■ **Required work**: Transcribe every entry word for word, leaving out all images.

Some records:
# # # # # # #
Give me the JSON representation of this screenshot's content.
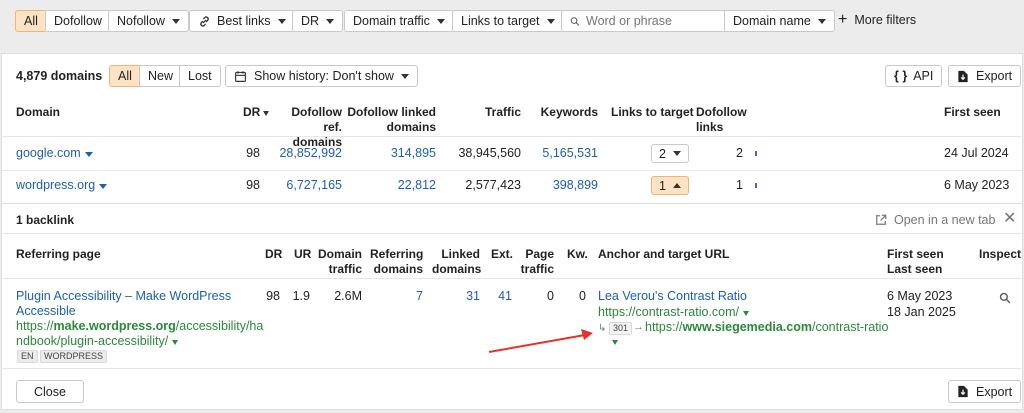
{
  "filters": {
    "all": "All",
    "dofollow": "Dofollow",
    "nofollow": "Nofollow",
    "best_links": "Best links",
    "dr": "DR",
    "domain_traffic": "Domain traffic",
    "links_to_target": "Links to target",
    "search_placeholder": "Word or phrase",
    "domain_name": "Domain name",
    "more_filters": "More filters"
  },
  "domains_panel": {
    "count": "4,879 domains",
    "seg_all": "All",
    "seg_new": "New",
    "seg_lost": "Lost",
    "history": "Show history: Don't show",
    "api": "API",
    "export": "Export",
    "headers": {
      "domain": "Domain",
      "dr": "DR",
      "dofollow_ref_1": "Dofollow ref.",
      "dofollow_ref_2": "domains",
      "dofollow_linked_1": "Dofollow linked",
      "dofollow_linked_2": "domains",
      "traffic": "Traffic",
      "keywords": "Keywords",
      "links_to_target": "Links to target",
      "dofollow_links_1": "Dofollow",
      "dofollow_links_2": "links",
      "first_seen": "First seen"
    },
    "rows": [
      {
        "domain": "google.com",
        "dr": "98",
        "ref_domains": "28,852,992",
        "linked_domains": "314,895",
        "traffic": "38,945,560",
        "keywords": "5,165,531",
        "links_to_target": "2",
        "dofollow_links": "2",
        "first_seen": "24 Jul 2024"
      },
      {
        "domain": "wordpress.org",
        "dr": "98",
        "ref_domains": "6,727,165",
        "linked_domains": "22,812",
        "traffic": "2,577,423",
        "keywords": "398,899",
        "links_to_target": "1",
        "dofollow_links": "1",
        "first_seen": "6 May 2023"
      }
    ]
  },
  "backlink_panel": {
    "title": "1 backlink",
    "open_new_tab": "Open in a new tab",
    "headers": {
      "referring_page": "Referring page",
      "dr": "DR",
      "ur": "UR",
      "domain_traffic_1": "Domain",
      "domain_traffic_2": "traffic",
      "referring_domains_1": "Referring",
      "referring_domains_2": "domains",
      "linked_domains_1": "Linked",
      "linked_domains_2": "domains",
      "ext": "Ext.",
      "page_traffic_1": "Page",
      "page_traffic_2": "traffic",
      "kw": "Kw.",
      "anchor": "Anchor and target URL",
      "first_seen": "First seen",
      "last_seen": "Last seen",
      "inspect": "Inspect"
    },
    "row": {
      "title_1": "Plugin Accessibility – Make WordPress",
      "title_2": "Accessible",
      "url_1_prefix": "https://",
      "url_1_domain": "make.wordpress.org",
      "url_1_path": "/accessibility/ha",
      "url_2": "ndbook/plugin-accessibility/",
      "tag_1": "EN",
      "tag_2": "WORDPRESS",
      "dr": "98",
      "ur": "1.9",
      "domain_traffic": "2.6M",
      "referring_domains": "7",
      "linked_domains": "31",
      "ext": "41",
      "page_traffic": "0",
      "kw": "0",
      "anchor_text": "Lea Verou's Contrast Ratio",
      "target_url": "https://contrast-ratio.com/",
      "redirect_code": "301",
      "redirect_prefix": "https://",
      "redirect_domain": "www.siegemedia.com",
      "redirect_path": "/contrast-ratio",
      "first_seen": "6 May 2023",
      "last_seen": "18 Jan 2025"
    },
    "close": "Close",
    "export": "Export"
  },
  "colors": {
    "accent_orange": "#fde2c4",
    "link_blue": "#1d5fb8",
    "url_green": "#2a8a3a",
    "arrow_red": "#e4322b"
  }
}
# # # # # # #
■ **Complete answer**:
Give me the JSON representation of this screenshot's content.
{
  "filters": {
    "all": "All",
    "dofollow": "Dofollow",
    "nofollow": "Nofollow",
    "best_links": "Best links",
    "dr": "DR",
    "domain_traffic": "Domain traffic",
    "links_to_target": "Links to target",
    "search_placeholder": "Word or phrase",
    "domain_name": "Domain name",
    "more_filters": "More filters"
  },
  "domains_panel": {
    "count": "4,879 domains",
    "seg_all": "All",
    "seg_new": "New",
    "seg_lost": "Lost",
    "history": "Show history: Don't show",
    "api": "API",
    "export": "Export",
    "headers": {
      "domain": "Domain",
      "dr": "DR",
      "dofollow_ref_1": "Dofollow ref.",
      "dofollow_ref_2": "domains",
      "dofollow_linked_1": "Dofollow linked",
      "dofollow_linked_2": "domains",
      "traffic": "Traffic",
      "keywords": "Keywords",
      "links_to_target": "Links to target",
      "dofollow_links_1": "Dofollow",
      "dofollow_links_2": "links",
      "first_seen": "First seen"
    },
    "rows": [
      {
        "domain": "google.com",
        "dr": "98",
        "ref_domains": "28,852,992",
        "linked_domains": "314,895",
        "traffic": "38,945,560",
        "keywords": "5,165,531",
        "links_to_target": "2",
        "dofollow_links": "2",
        "first_seen": "24 Jul 2024"
      },
      {
        "domain": "wordpress.org",
        "dr": "98",
        "ref_domains": "6,727,165",
        "linked_domains": "22,812",
        "traffic": "2,577,423",
        "keywords": "398,899",
        "links_to_target": "1",
        "dofollow_links": "1",
        "first_seen": "6 May 2023"
      }
    ]
  },
  "backlink_panel": {
    "title": "1 backlink",
    "open_new_tab": "Open in a new tab",
    "headers": {
      "referring_page": "Referring page",
      "dr": "DR",
      "ur": "UR",
      "domain_traffic_1": "Domain",
      "domain_traffic_2": "traffic",
      "referring_domains_1": "Referring",
      "referring_domains_2": "domains",
      "linked_domains_1": "Linked",
      "linked_domains_2": "domains",
      "ext": "Ext.",
      "page_traffic_1": "Page",
      "page_traffic_2": "traffic",
      "kw": "Kw.",
      "anchor": "Anchor and target URL",
      "first_seen": "First seen",
      "last_seen": "Last seen",
      "inspect": "Inspect"
    },
    "row": {
      "title_1": "Plugin Accessibility – Make WordPress",
      "title_2": "Accessible",
      "url_1_prefix": "https://",
      "url_1_domain": "make.wordpress.org",
      "url_1_path": "/accessibility/ha",
      "url_2": "ndbook/plugin-accessibility/",
      "tag_1": "EN",
      "tag_2": "WORDPRESS",
      "dr": "98",
      "ur": "1.9",
      "domain_traffic": "2.6M",
      "referring_domains": "7",
      "linked_domains": "31",
      "ext": "41",
      "page_traffic": "0",
      "kw": "0",
      "anchor_text": "Lea Verou's Contrast Ratio",
      "target_url": "https://contrast-ratio.com/",
      "redirect_code": "301",
      "redirect_prefix": "https://",
      "redirect_domain": "www.siegemedia.com",
      "redirect_path": "/contrast-ratio",
      "first_seen": "6 May 2023",
      "last_seen": "18 Jan 2025"
    },
    "close": "Close",
    "export": "Export"
  },
  "colors": {
    "accent_orange": "#fde2c4",
    "link_blue": "#1d5fb8",
    "url_green": "#2a8a3a",
    "arrow_red": "#e4322b"
  }
}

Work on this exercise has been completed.